Find each line with the string "What" and copy it.
····················
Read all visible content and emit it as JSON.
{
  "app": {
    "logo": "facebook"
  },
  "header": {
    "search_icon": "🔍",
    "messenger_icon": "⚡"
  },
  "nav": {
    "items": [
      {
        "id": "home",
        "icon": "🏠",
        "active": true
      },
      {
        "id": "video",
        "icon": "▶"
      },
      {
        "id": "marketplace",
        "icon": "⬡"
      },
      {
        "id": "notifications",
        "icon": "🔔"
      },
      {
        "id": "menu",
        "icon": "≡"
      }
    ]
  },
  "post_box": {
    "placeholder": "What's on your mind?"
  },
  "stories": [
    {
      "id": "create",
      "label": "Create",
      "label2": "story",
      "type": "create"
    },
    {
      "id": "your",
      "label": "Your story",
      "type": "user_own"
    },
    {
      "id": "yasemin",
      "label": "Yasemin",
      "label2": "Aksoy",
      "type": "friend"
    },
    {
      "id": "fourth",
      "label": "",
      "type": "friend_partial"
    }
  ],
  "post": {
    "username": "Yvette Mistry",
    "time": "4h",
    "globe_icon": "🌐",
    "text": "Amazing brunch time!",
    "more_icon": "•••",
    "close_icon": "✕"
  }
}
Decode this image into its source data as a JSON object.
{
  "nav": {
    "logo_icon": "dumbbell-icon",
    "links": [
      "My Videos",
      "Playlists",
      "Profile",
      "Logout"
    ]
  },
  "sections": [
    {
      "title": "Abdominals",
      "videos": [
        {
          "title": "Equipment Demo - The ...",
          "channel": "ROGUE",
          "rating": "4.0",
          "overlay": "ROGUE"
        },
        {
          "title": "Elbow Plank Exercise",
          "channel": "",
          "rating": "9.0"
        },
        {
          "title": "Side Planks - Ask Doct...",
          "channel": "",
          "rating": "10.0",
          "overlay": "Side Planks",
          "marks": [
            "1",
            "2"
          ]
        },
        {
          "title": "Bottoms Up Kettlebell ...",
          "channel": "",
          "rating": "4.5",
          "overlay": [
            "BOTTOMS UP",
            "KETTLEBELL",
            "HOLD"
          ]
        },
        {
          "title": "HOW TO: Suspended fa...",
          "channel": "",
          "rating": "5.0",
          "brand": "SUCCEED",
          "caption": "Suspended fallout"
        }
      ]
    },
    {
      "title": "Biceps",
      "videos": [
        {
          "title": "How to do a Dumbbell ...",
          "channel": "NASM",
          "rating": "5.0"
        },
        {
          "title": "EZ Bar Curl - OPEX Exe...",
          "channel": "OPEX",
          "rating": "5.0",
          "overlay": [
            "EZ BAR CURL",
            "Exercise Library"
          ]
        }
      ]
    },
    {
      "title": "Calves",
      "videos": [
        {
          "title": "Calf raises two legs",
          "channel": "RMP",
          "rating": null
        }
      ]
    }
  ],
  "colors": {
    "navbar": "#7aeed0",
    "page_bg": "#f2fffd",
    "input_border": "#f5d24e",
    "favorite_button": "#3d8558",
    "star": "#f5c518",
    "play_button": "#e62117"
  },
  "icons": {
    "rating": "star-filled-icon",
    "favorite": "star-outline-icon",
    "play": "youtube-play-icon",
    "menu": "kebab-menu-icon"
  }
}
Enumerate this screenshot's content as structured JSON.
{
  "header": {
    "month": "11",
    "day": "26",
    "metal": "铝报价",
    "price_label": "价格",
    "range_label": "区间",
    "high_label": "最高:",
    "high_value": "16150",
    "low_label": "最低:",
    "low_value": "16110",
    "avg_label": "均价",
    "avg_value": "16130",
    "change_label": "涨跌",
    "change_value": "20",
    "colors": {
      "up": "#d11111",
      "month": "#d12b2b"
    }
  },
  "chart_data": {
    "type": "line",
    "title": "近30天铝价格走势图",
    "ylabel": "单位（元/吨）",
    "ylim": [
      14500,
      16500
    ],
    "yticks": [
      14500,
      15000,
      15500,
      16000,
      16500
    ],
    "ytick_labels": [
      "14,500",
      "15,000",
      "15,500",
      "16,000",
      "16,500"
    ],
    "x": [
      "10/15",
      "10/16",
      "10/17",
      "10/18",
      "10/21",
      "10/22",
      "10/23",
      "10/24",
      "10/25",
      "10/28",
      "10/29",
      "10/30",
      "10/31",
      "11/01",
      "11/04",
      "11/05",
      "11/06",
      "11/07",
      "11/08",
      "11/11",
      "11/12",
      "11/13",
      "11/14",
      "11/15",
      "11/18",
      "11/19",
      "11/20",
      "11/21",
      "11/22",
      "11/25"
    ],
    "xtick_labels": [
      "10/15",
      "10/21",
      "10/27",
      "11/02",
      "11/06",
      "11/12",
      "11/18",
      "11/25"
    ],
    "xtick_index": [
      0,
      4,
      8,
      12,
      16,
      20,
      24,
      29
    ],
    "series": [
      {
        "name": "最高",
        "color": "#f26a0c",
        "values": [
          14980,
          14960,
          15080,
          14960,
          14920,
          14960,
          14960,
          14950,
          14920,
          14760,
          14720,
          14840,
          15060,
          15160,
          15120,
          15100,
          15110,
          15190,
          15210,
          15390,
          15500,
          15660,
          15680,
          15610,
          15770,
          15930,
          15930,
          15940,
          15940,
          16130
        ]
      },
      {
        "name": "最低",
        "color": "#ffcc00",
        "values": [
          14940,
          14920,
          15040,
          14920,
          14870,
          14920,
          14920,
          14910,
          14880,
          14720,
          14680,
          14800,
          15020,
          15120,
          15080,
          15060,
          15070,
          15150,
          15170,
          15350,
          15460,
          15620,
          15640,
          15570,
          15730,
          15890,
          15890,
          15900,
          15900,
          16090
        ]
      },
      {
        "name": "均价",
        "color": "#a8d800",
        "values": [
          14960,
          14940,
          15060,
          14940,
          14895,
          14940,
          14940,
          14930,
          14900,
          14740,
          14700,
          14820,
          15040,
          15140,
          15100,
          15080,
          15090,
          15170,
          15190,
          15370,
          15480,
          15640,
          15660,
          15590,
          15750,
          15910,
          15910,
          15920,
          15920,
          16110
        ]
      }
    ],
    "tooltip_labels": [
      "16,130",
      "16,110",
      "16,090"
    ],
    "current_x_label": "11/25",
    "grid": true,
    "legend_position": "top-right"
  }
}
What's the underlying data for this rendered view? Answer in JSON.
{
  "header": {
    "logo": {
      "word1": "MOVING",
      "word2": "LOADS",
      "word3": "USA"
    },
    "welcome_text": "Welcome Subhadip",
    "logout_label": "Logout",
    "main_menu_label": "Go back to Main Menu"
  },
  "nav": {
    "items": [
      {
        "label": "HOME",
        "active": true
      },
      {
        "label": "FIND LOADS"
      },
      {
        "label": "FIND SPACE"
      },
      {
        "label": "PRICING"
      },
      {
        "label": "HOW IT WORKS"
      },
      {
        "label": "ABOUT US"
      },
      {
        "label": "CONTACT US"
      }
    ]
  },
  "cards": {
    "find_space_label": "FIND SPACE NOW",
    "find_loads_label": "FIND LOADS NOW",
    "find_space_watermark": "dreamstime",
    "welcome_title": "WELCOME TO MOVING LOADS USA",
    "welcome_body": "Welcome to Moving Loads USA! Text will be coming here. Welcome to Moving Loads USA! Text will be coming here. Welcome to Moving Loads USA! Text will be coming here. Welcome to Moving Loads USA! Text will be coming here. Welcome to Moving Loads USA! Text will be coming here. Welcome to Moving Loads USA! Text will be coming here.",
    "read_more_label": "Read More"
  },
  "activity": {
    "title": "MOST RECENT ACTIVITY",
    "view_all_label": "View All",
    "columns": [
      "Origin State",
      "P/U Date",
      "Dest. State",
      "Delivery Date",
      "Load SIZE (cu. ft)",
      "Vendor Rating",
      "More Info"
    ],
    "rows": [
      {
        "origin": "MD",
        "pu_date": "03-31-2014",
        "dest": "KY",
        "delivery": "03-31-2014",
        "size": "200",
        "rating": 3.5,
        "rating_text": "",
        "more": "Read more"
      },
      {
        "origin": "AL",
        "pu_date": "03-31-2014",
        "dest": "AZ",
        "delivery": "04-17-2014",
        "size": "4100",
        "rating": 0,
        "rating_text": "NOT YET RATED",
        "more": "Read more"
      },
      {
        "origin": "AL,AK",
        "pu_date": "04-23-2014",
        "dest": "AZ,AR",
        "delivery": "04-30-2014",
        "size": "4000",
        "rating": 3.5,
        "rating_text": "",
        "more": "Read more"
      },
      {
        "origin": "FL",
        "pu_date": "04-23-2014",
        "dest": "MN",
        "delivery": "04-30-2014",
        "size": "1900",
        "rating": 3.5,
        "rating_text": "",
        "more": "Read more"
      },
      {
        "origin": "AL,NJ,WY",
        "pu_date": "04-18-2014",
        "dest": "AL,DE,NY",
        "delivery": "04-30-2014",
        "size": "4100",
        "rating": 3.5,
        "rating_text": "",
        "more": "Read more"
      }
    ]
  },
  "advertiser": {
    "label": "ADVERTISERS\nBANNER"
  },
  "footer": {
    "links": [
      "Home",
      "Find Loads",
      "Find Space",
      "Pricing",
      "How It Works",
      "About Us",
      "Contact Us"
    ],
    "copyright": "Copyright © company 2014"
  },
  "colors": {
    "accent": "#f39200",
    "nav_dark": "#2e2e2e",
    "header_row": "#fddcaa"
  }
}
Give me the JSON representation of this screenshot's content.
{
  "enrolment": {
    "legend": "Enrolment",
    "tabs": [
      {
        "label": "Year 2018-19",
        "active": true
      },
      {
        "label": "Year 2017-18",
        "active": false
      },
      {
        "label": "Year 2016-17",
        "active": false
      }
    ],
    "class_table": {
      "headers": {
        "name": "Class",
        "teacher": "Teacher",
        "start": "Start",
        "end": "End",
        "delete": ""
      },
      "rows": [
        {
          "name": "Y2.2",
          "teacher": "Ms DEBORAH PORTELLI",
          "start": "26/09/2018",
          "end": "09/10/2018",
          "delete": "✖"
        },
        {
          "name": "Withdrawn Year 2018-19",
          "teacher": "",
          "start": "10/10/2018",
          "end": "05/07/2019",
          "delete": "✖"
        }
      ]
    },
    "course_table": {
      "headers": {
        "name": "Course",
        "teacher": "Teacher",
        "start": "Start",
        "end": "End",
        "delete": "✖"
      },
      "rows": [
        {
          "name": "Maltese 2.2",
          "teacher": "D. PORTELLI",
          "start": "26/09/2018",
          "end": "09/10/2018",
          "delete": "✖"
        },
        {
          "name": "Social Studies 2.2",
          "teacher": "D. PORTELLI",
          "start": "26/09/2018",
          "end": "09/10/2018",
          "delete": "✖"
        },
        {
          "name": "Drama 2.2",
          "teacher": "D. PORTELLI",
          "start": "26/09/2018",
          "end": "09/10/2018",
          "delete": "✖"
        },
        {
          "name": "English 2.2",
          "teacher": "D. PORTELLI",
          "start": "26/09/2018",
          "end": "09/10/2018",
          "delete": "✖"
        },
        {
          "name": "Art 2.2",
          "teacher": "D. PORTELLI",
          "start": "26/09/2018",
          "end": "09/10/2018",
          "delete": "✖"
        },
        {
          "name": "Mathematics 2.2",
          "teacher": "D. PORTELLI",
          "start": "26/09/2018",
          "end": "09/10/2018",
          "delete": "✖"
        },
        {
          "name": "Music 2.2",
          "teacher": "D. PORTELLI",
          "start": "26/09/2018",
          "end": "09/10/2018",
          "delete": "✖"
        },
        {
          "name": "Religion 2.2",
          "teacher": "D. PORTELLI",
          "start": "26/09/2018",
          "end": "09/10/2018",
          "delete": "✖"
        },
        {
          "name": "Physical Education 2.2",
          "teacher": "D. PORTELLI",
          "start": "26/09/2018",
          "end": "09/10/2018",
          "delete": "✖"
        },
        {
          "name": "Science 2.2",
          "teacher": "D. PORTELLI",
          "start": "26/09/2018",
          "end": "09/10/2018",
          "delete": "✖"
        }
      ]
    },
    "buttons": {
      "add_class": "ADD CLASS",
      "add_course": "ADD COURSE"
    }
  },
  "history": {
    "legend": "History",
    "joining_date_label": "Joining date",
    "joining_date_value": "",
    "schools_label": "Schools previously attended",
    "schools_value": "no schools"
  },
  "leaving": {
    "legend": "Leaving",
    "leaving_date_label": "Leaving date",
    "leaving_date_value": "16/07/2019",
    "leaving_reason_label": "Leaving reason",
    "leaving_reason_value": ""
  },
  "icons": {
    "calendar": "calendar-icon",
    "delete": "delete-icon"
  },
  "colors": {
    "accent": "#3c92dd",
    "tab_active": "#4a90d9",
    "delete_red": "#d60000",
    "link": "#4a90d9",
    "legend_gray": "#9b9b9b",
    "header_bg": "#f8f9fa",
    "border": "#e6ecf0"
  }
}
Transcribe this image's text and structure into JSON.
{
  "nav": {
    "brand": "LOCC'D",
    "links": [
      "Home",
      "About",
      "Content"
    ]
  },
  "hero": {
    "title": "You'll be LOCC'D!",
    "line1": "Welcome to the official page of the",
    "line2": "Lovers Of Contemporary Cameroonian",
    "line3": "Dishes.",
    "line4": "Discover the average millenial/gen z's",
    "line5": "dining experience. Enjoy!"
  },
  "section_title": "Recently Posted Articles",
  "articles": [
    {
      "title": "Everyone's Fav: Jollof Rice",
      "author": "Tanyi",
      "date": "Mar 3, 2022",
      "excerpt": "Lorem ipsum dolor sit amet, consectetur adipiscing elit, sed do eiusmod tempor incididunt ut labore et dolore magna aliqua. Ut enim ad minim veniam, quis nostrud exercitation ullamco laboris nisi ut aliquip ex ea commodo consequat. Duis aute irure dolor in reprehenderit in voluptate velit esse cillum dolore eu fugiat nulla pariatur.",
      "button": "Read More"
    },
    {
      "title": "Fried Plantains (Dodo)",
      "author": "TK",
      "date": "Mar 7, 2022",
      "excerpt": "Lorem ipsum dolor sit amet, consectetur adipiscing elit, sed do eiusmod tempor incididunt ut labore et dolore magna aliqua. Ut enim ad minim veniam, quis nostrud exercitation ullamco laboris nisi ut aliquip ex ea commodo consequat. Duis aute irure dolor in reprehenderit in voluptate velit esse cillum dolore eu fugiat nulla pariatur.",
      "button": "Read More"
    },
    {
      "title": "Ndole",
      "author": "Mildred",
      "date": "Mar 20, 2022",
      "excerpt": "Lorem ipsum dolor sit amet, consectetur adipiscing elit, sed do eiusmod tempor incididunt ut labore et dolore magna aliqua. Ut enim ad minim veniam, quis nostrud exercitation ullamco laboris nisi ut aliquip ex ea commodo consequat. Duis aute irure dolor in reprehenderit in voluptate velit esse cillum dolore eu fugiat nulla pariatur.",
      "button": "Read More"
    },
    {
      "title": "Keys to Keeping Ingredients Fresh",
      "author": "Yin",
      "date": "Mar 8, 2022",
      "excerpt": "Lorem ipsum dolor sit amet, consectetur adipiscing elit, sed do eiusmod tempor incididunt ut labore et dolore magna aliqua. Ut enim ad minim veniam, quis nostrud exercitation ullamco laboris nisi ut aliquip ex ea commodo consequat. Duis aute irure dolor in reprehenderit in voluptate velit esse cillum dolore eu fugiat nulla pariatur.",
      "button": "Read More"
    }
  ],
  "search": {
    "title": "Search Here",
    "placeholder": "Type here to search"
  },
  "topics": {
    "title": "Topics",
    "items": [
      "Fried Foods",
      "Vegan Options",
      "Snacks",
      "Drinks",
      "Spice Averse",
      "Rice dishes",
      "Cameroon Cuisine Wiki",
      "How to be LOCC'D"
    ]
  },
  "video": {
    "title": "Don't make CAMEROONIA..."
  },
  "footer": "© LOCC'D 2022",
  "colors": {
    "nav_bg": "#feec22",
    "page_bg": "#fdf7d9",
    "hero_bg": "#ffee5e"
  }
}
····················
§ EXERCISE ANSWER:
    "placeholder": "What's on your mind?"
What's the underlying data for this rendered view? Answer in JSON.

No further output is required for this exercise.